_Records for this exercise:_
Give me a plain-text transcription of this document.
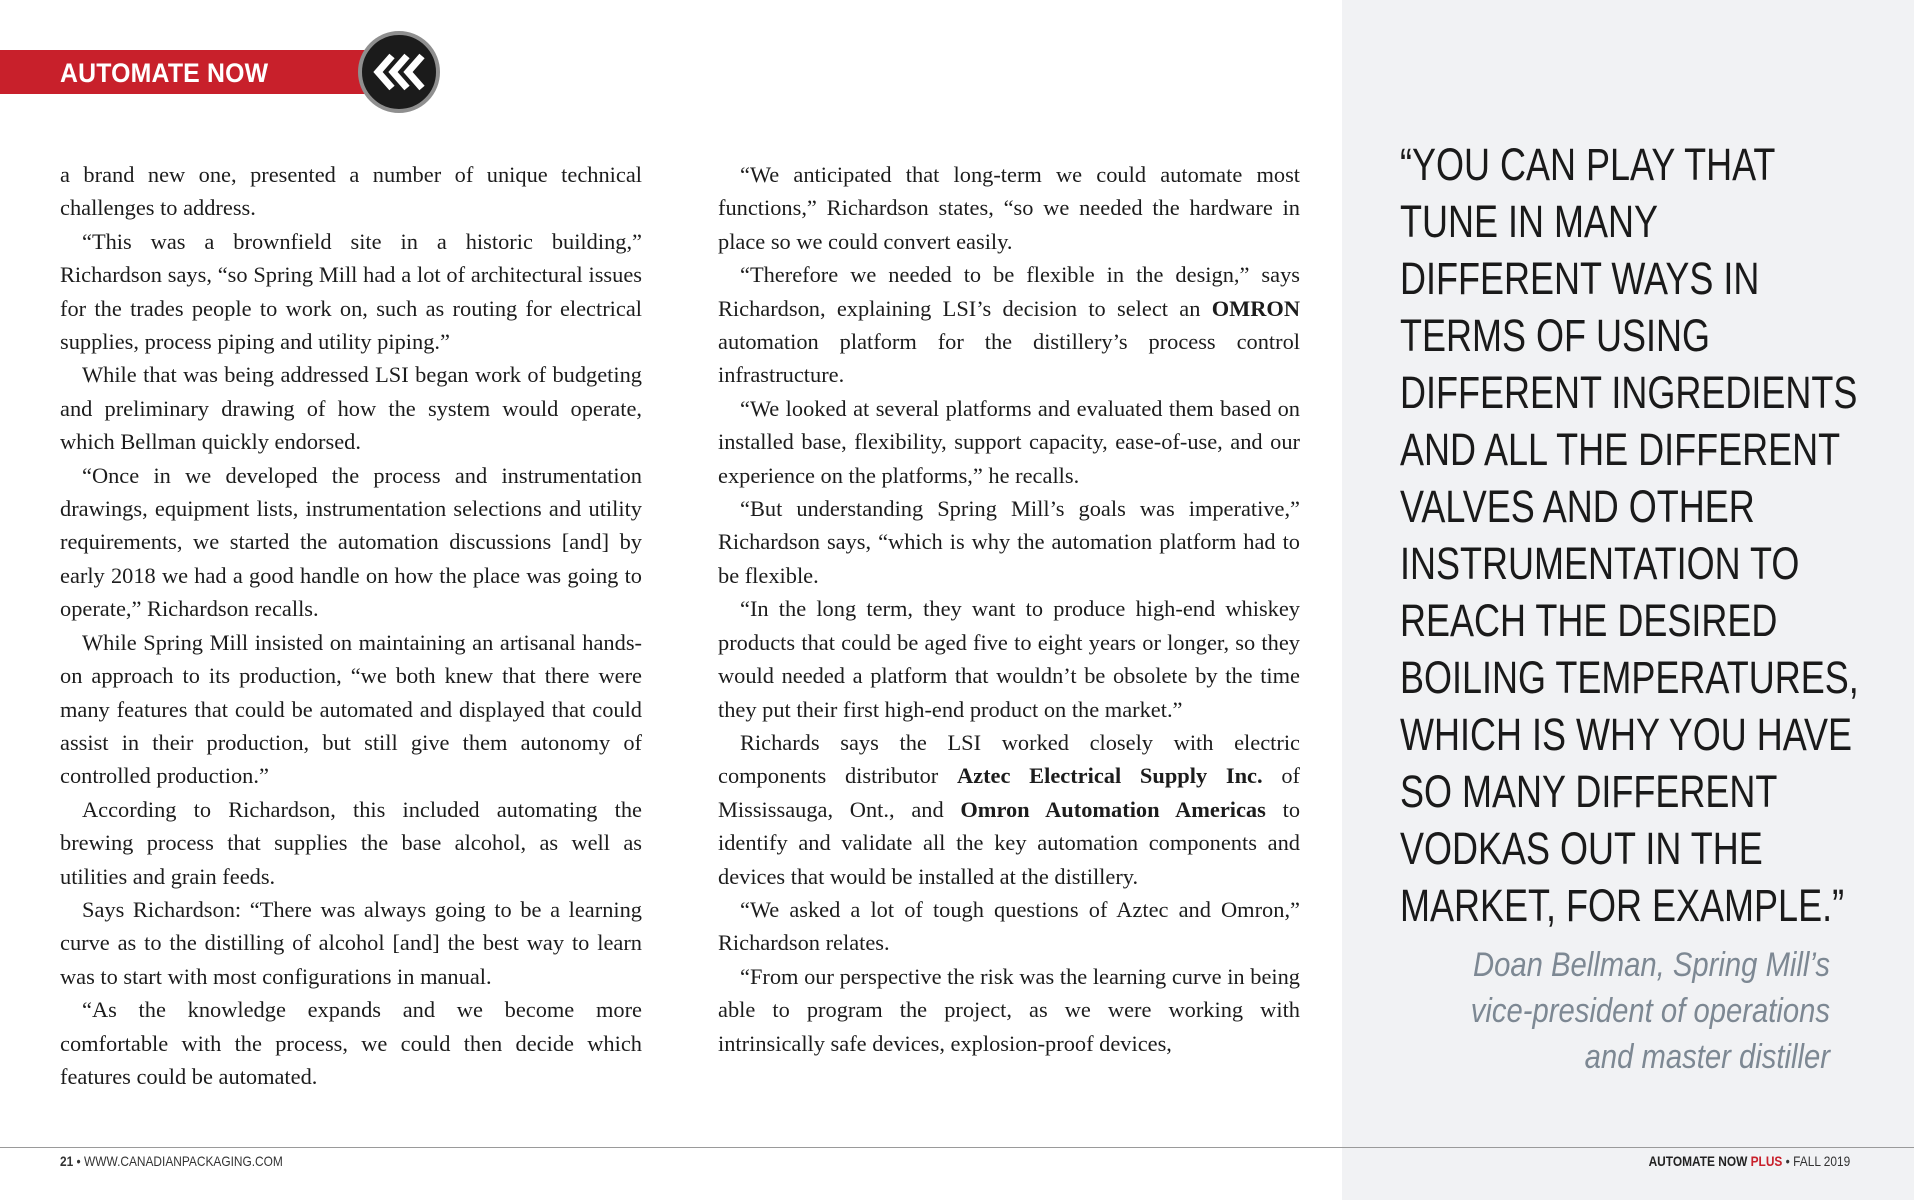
AUTOMATE NOW

a brand new one, presented a number of unique technical challenges to address.

“This was a brownfield site in a historic building,” Richardson says, “so Spring Mill had a lot of architectural issues for the trades people to work on, such as routing for electrical supplies, process piping and utility piping.”

While that was being addressed LSI began work of budgeting and preliminary drawing of how the system would operate, which Bellman quickly endorsed.

“Once in we developed the process and instrumentation drawings, equipment lists, instrumentation selections and utility requirements, we started the automation discussions [and] by early 2018 we had a good handle on how the place was going to operate,” Richardson recalls.

While Spring Mill insisted on maintaining an artisanal hands-on approach to its production, “we both knew that there were many features that could be automated and displayed that could assist in their production, but still give them autonomy of controlled production.”

According to Richardson, this included automating the brewing process that supplies the base alcohol, as well as utilities and grain feeds.

Says Richardson: “There was always going to be a learning curve as to the distilling of alcohol [and] the best way to learn was to start with most configurations in manual.

“As the knowledge expands and we become more comfortable with the process, we could then decide which features could be automated.

“We anticipated that long-term we could automate most functions,” Richardson states, “so we needed the hardware in place so we could convert easily.

“Therefore we needed to be flexible in the design,” says Richardson, explaining LSI’s decision to select an OMRON automation platform for the distillery’s process control infrastructure.

“We looked at several platforms and evaluated them based on installed base, flexibility, support capacity, ease-of-use, and our experience on the platforms,” he recalls.

“But understanding Spring Mill’s goals was imperative,” Richardson says, “which is why the automation platform had to be flexible.

“In the long term, they want to produce high-end whiskey products that could be aged five to eight years or longer, so they would needed a platform that wouldn’t be obsolete by the time they put their first high-end product on the market.”

Richards says the LSI worked closely with electric components distributor Aztec Electrical Supply Inc. of Mississauga, Ont., and Omron Automation Americas to identify and validate all the key automation components and devices that would be installed at the distillery.

“We asked a lot of tough questions of Aztec and Omron,” Richardson relates.

“From our perspective the risk was the learning curve in being able to program the project, as we were working with intrinsically safe devices, explosion-proof devices,

“YOU CAN PLAY THAT TUNE IN MANY DIFFERENT WAYS IN TERMS OF USING DIFFERENT INGREDIENTS AND ALL THE DIFFERENT VALVES AND OTHER INSTRUMENTATION TO REACH THE DESIRED BOILING TEMPERATURES, WHICH IS WHY YOU HAVE SO MANY DIFFERENT VODKAS OUT IN THE MARKET, FOR EXAMPLE.”
Doan Bellman, Spring Mill’s
vice-president of operations
and master distiller
21 • WWW.CANADIANPACKAGING.COM	AUTOMATE NOW PLUS • FALL 2019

_Aim:_
Copy every line of the records above that contains "process".

_Finished task:_
“This was a brownfield site in a historic building,” Richardson says, “so Spring Mill had a lot of architectural issues for the trades people to work on, such as routing for electrical supplies, process piping and utility piping.”
“Once in we developed the process and instrumentation drawings, equipment lists, instrumentation selections and utility requirements, we started the automation discussions [and] by early 2018 we had a good handle on how the place was going to operate,” Richardson recalls.
According to Richardson, this included automating the brewing process that supplies the base alcohol, as well as utilities and grain feeds.
“As the knowledge expands and we become more comfortable with the process, we could then decide which features could be automated.
“Therefore we needed to be flexible in the design,” says Richardson, explaining LSI’s decision to select an OMRON automation platform for the distillery’s process control infrastructure.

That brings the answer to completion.